The exercise :: Return a copy of every line in the records that includes the word "name".

Material for this exercise ::
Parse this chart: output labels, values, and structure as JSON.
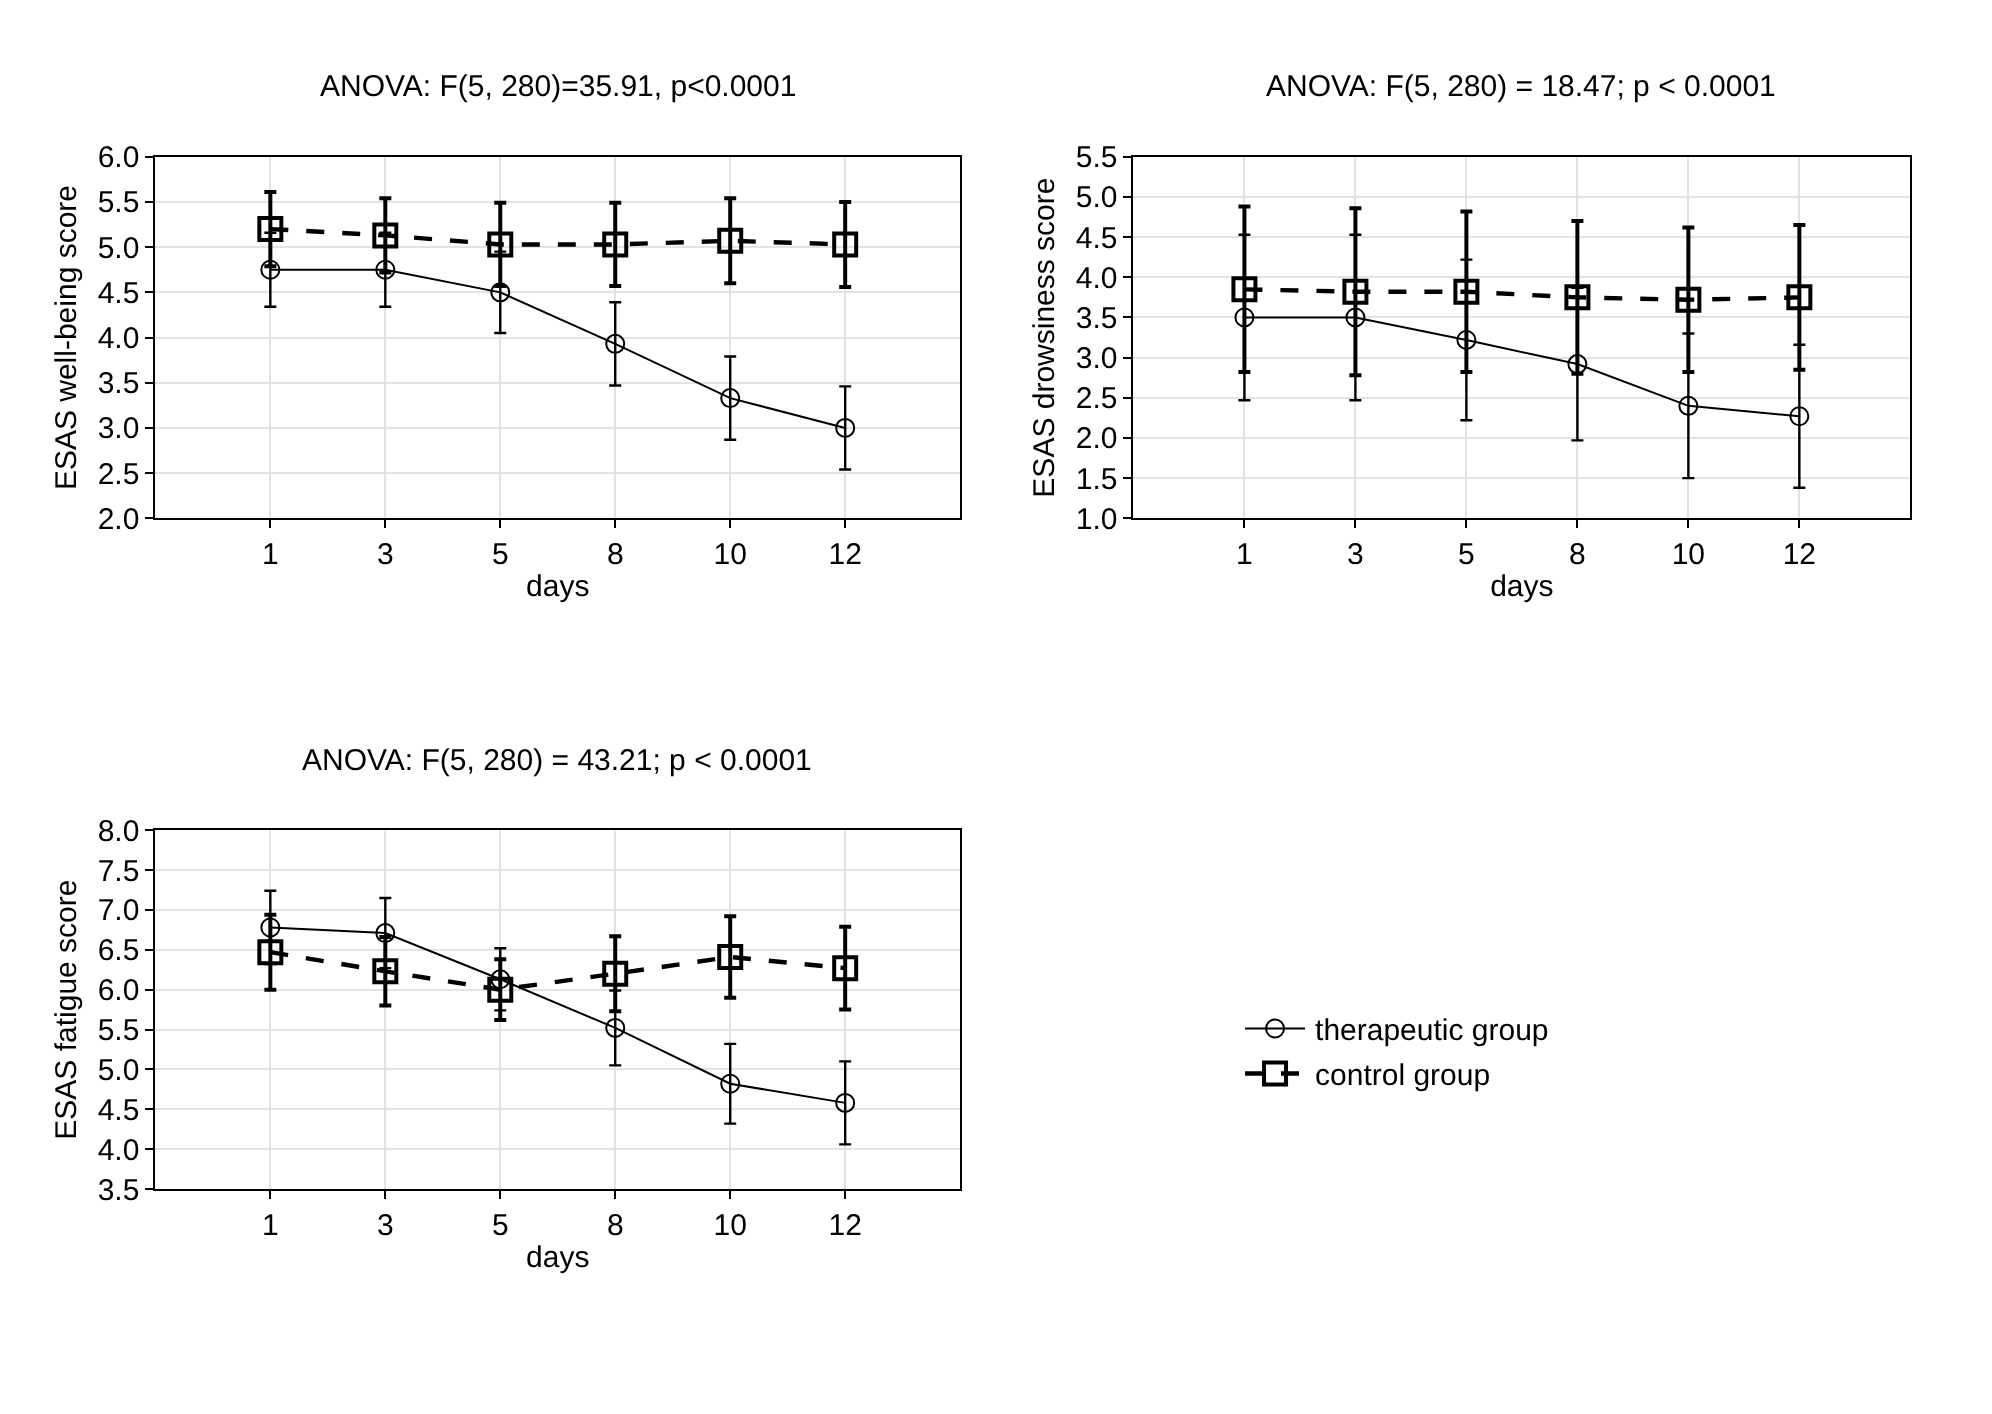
{
  "chart_data": [
    {
      "type": "line",
      "title": "ANOVA: F(5, 280)=35.91, p<0.0001",
      "xlabel": "days",
      "ylabel": "ESAS well-being score",
      "categories": [
        "1",
        "3",
        "5",
        "8",
        "10",
        "12"
      ],
      "ylim": [
        2.0,
        6.0
      ],
      "yticks": [
        {
          "value": 2.0,
          "label": "2.0"
        },
        {
          "value": 2.5,
          "label": "2.5"
        },
        {
          "value": 3.0,
          "label": "3.0"
        },
        {
          "value": 3.5,
          "label": "3.5"
        },
        {
          "value": 4.0,
          "label": "4.0"
        },
        {
          "value": 4.5,
          "label": "4.5"
        },
        {
          "value": 5.0,
          "label": "5.0"
        },
        {
          "value": 5.5,
          "label": "5.5"
        },
        {
          "value": 6.0,
          "label": "6.0"
        }
      ],
      "grid": true,
      "series": [
        {
          "color": "#000000",
          "marker": "circle",
          "line_style": "solid",
          "values": [
            4.75,
            4.75,
            4.5,
            3.93,
            3.33,
            3.0
          ],
          "errors": [
            0.41,
            0.41,
            0.45,
            0.46,
            0.46,
            0.46
          ]
        },
        {
          "color": "#000000",
          "marker": "square",
          "line_style": "dashed",
          "values": [
            5.2,
            5.13,
            5.03,
            5.03,
            5.07,
            5.03
          ],
          "errors": [
            0.41,
            0.41,
            0.46,
            0.46,
            0.47,
            0.47
          ]
        }
      ]
    },
    {
      "type": "line",
      "title": "ANOVA: F(5, 280) = 18.47; p < 0.0001",
      "xlabel": "days",
      "ylabel": "ESAS drowsiness score",
      "categories": [
        "1",
        "3",
        "5",
        "8",
        "10",
        "12"
      ],
      "ylim": [
        1.0,
        5.5
      ],
      "yticks": [
        {
          "value": 1.0,
          "label": "1.0"
        },
        {
          "value": 1.5,
          "label": "1.5"
        },
        {
          "value": 2.0,
          "label": "2.0"
        },
        {
          "value": 2.5,
          "label": "2.5"
        },
        {
          "value": 3.0,
          "label": "3.0"
        },
        {
          "value": 3.5,
          "label": "3.5"
        },
        {
          "value": 4.0,
          "label": "4.0"
        },
        {
          "value": 4.5,
          "label": "4.5"
        },
        {
          "value": 5.0,
          "label": "5.0"
        },
        {
          "value": 5.5,
          "label": "5.5"
        }
      ],
      "grid": true,
      "series": [
        {
          "color": "#000000",
          "marker": "circle",
          "line_style": "solid",
          "values": [
            3.5,
            3.5,
            3.22,
            2.92,
            2.4,
            2.27
          ],
          "errors": [
            1.03,
            1.03,
            1.0,
            0.95,
            0.9,
            0.89
          ]
        },
        {
          "color": "#000000",
          "marker": "square",
          "line_style": "dashed",
          "values": [
            3.85,
            3.82,
            3.82,
            3.75,
            3.72,
            3.75
          ],
          "errors": [
            1.03,
            1.04,
            1.0,
            0.95,
            0.9,
            0.9
          ]
        }
      ]
    },
    {
      "type": "line",
      "title": "ANOVA: F(5, 280) = 43.21; p < 0.0001",
      "xlabel": "days",
      "ylabel": "ESAS fatigue score",
      "categories": [
        "1",
        "3",
        "5",
        "8",
        "10",
        "12"
      ],
      "ylim": [
        3.5,
        8.0
      ],
      "yticks": [
        {
          "value": 3.5,
          "label": "3.5"
        },
        {
          "value": 4.0,
          "label": "4.0"
        },
        {
          "value": 4.5,
          "label": "4.5"
        },
        {
          "value": 5.0,
          "label": "5.0"
        },
        {
          "value": 5.5,
          "label": "5.5"
        },
        {
          "value": 6.0,
          "label": "6.0"
        },
        {
          "value": 6.5,
          "label": "6.5"
        },
        {
          "value": 7.0,
          "label": "7.0"
        },
        {
          "value": 7.5,
          "label": "7.5"
        },
        {
          "value": 8.0,
          "label": "8.0"
        }
      ],
      "grid": true,
      "legend": "right",
      "series": [
        {
          "name": "therapeutic group",
          "color": "#000000",
          "marker": "circle",
          "line_style": "solid",
          "values": [
            6.78,
            6.71,
            6.13,
            5.52,
            4.82,
            4.58
          ],
          "errors": [
            0.46,
            0.44,
            0.39,
            0.47,
            0.5,
            0.52
          ]
        },
        {
          "name": "control group",
          "color": "#000000",
          "marker": "square",
          "line_style": "dashed",
          "values": [
            6.47,
            6.23,
            6.0,
            6.2,
            6.41,
            6.27
          ],
          "errors": [
            0.47,
            0.43,
            0.38,
            0.47,
            0.51,
            0.52
          ]
        }
      ]
    }
  ]
}
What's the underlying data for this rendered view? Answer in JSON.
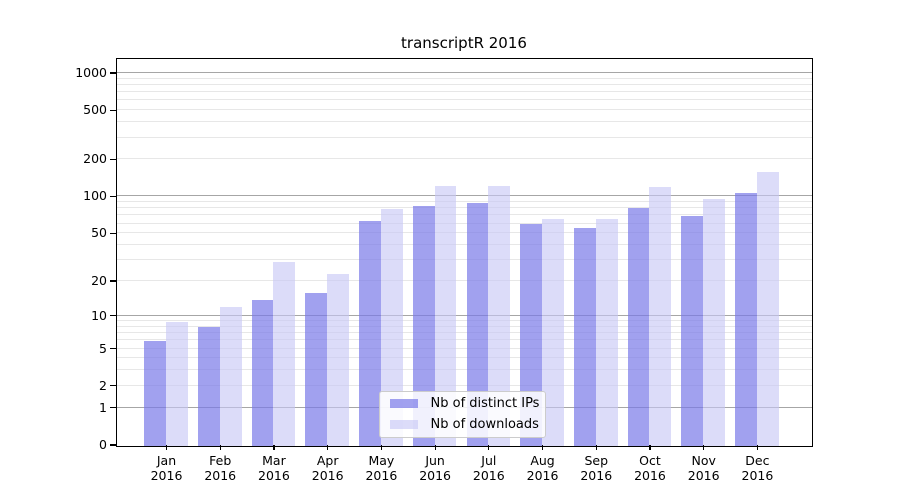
{
  "title": "transcriptR 2016",
  "chart_data": {
    "type": "bar",
    "title": "transcriptR 2016",
    "categories": [
      "Jan",
      "Feb",
      "Mar",
      "Apr",
      "May",
      "Jun",
      "Jul",
      "Aug",
      "Sep",
      "Oct",
      "Nov",
      "Dec"
    ],
    "year_label": "2016",
    "series": [
      {
        "name": "Nb of distinct IPs",
        "color": "#a2a2ee",
        "fill": "rgba(121,121,232,0.70)",
        "values": [
          6,
          8,
          14,
          16,
          64,
          85,
          90,
          60,
          56,
          82,
          70,
          107
        ]
      },
      {
        "name": "Nb of downloads",
        "color": "#dadaf8",
        "fill": "rgba(199,199,245,0.62)",
        "values": [
          9,
          12,
          29,
          23,
          80,
          124,
          122,
          66,
          66,
          120,
          97,
          160
        ]
      }
    ],
    "yscale": "log10(1+x)",
    "ylim": [
      0,
      1296
    ],
    "y_tick_labels": [
      "1000",
      "500",
      "200",
      "100",
      "50",
      "20",
      "10",
      "5",
      "2",
      "1",
      "0"
    ],
    "y_tick_values": [
      1000,
      500,
      200,
      100,
      50,
      20,
      10,
      5,
      2,
      1,
      0
    ],
    "y_major_gridlines": [
      1,
      10,
      100,
      1000
    ],
    "xlabel": "",
    "ylabel": "",
    "grid": true,
    "legend": {
      "position": "lower-center",
      "labels": [
        "Nb of distinct IPs",
        "Nb of downloads"
      ]
    }
  },
  "colors": {
    "bar_dark": "#a2a2ee",
    "bar_light": "#dadaf8",
    "grid_major": "#a6a6a6",
    "grid_minor": "#e7e7e7",
    "spine": "#000000",
    "background": "#ffffff"
  }
}
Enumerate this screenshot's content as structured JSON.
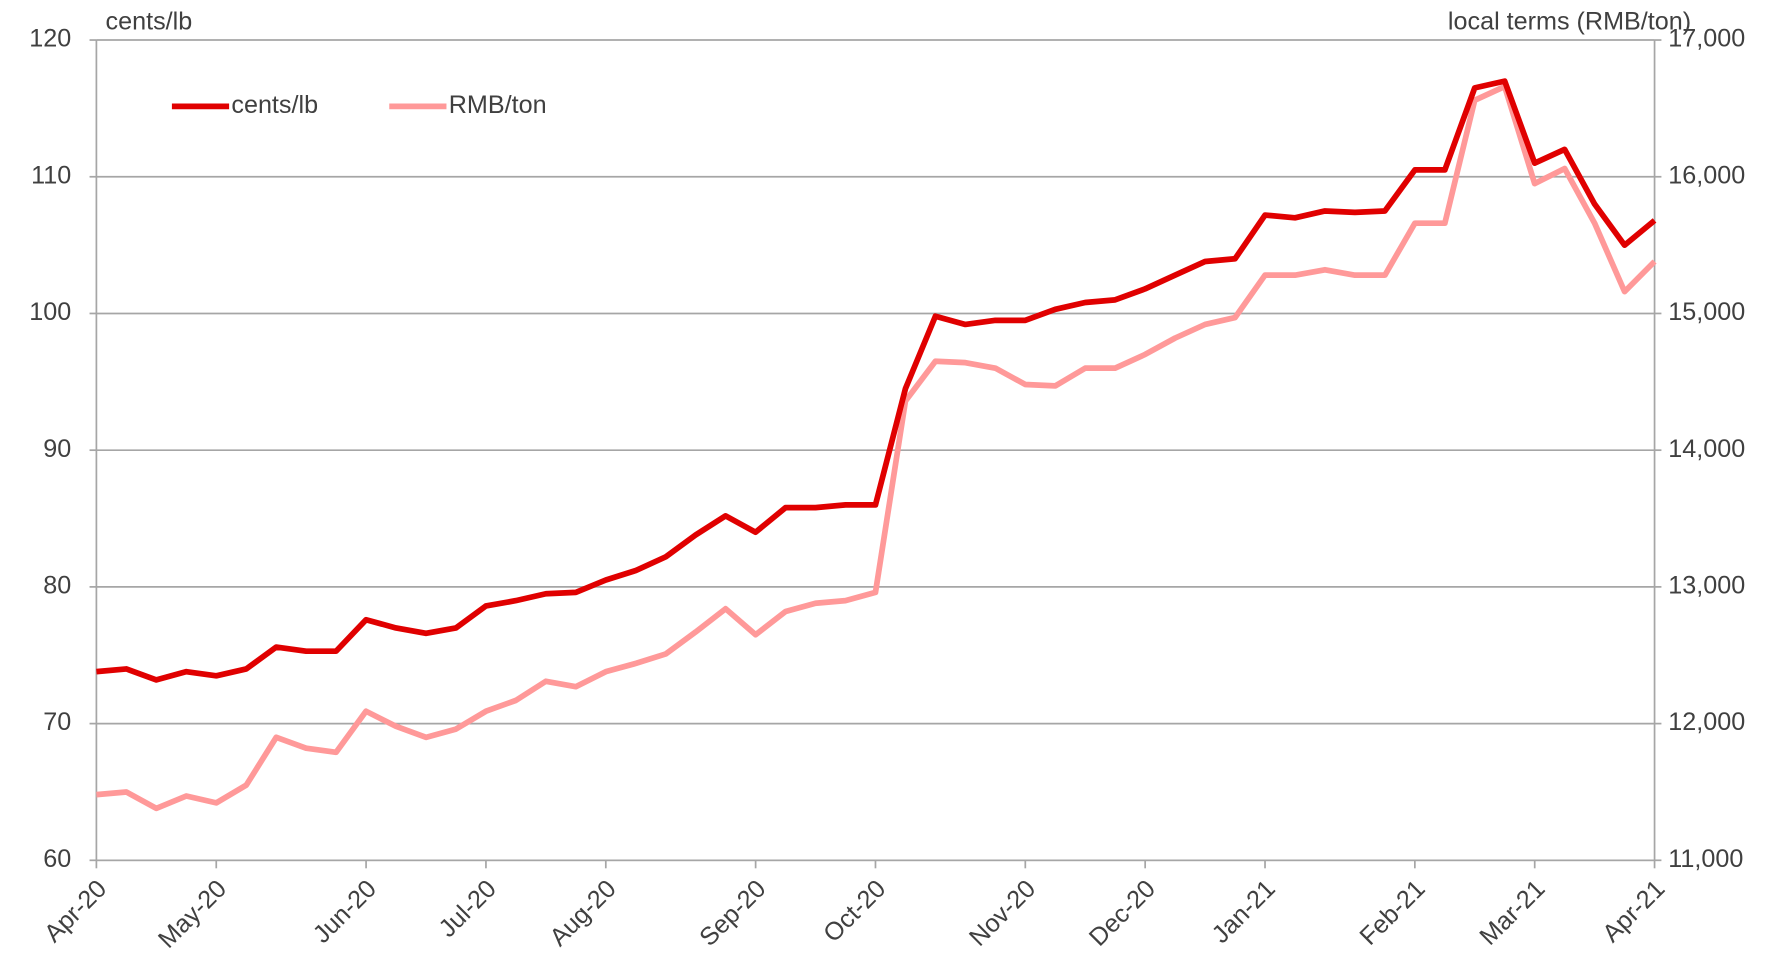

Result for this task ::
          "name": "therapeutic group",
          "name": "control group",
        "name": "Nb of distinct IPs",
        "name": "Nb of downloads",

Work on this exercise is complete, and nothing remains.